** start of SUPPLIED RECORDS **

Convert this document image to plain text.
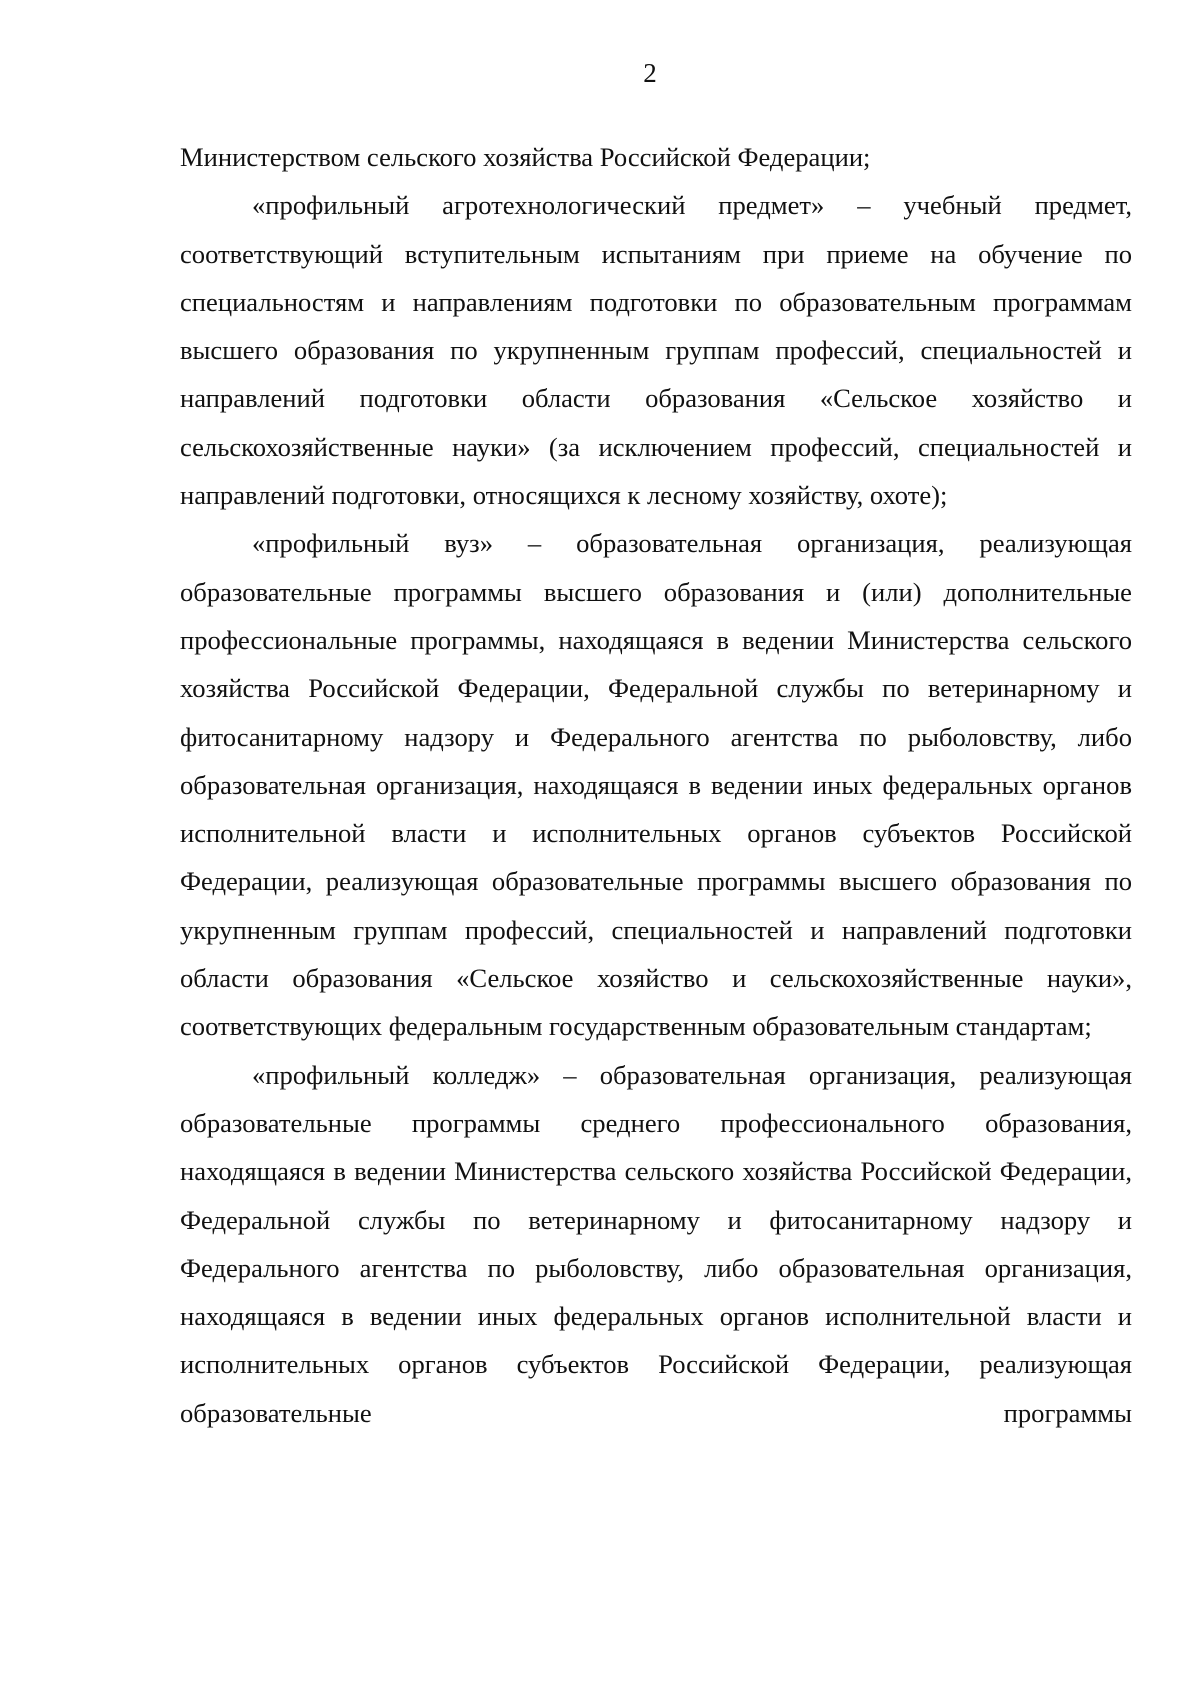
2

Министерством сельского хозяйства Российской Федерации;

«профильный агротехнологический предмет» – учебный предмет, соответствующий вступительным испытаниям при приеме на обучение по специальностям и направлениям подготовки по образовательным программам высшего образования по укрупненным группам профессий, специальностей и направлений подготовки области образования «Сельское хозяйство и сельскохозяйственные науки» (за исключением профессий, специальностей и направлений подготовки, относящихся к лесному хозяйству, охоте);

«профильный вуз» – образовательная организация, реализующая образовательные программы высшего образования и (или) дополнительные профессиональные программы, находящаяся в ведении Министерства сельского хозяйства Российской Федерации, Федеральной службы по ветеринарному и фитосанитарному надзору и Федерального агентства по рыболовству, либо образовательная организация, находящаяся в ведении иных федеральных органов исполнительной власти и исполнительных органов субъектов Российской Федерации, реализующая образовательные программы высшего образования по укрупненным группам профессий, специальностей и направлений подготовки области образования «Сельское хозяйство и сельскохозяйственные науки», соответствующих федеральным государственным образовательным стандартам;

«профильный колледж» – образовательная организация, реализующая образовательные программы среднего профессионального образования, находящаяся в ведении Министерства сельского хозяйства Российской Федерации, Федеральной службы по ветеринарному и фитосанитарному надзору и Федерального агентства по рыболовству, либо образовательная организация, находящаяся в ведении иных федеральных органов исполнительной власти и исполнительных органов субъектов Российской Федерации, реализующая образовательные программы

** end of SUPPLIED RECORDS **

__GIVEN EXERCISE__. Print the complete listing exactly, apart from any pictures.

__SOLVED PROBLEM__.
Convert this document image to plain text.
2

Министерством сельского хозяйства Российской Федерации;

«профильный агротехнологический предмет» – учебный предмет, соответствующий вступительным испытаниям при приеме на обучение по специальностям и направлениям подготовки по образовательным программам высшего образования по укрупненным группам профессий, специальностей и направлений подготовки области образования «Сельское хозяйство и сельскохозяйственные науки» (за исключением профессий, специальностей и направлений подготовки, относящихся к лесному хозяйству, охоте);

«профильный вуз» – образовательная организация, реализующая образовательные программы высшего образования и (или) дополнительные профессиональные программы, находящаяся в ведении Министерства сельского хозяйства Российской Федерации, Федеральной службы по ветеринарному и фитосанитарному надзору и Федерального агентства по рыболовству, либо образовательная организация, находящаяся в ведении иных федеральных органов исполнительной власти и исполнительных органов субъектов Российской Федерации, реализующая образовательные программы высшего образования по укрупненным группам профессий, специальностей и направлений подготовки области образования «Сельское хозяйство и сельскохозяйственные науки», соответствующих федеральным государственным образовательным стандартам;

«профильный колледж» – образовательная организация, реализующая образовательные программы среднего профессионального образования, находящаяся в ведении Министерства сельского хозяйства Российской Федерации, Федеральной службы по ветеринарному и фитосанитарному надзору и Федерального агентства по рыболовству, либо образовательная организация, находящаяся в ведении иных федеральных органов исполнительной власти и исполнительных органов субъектов Российской Федерации, реализующая образовательные программы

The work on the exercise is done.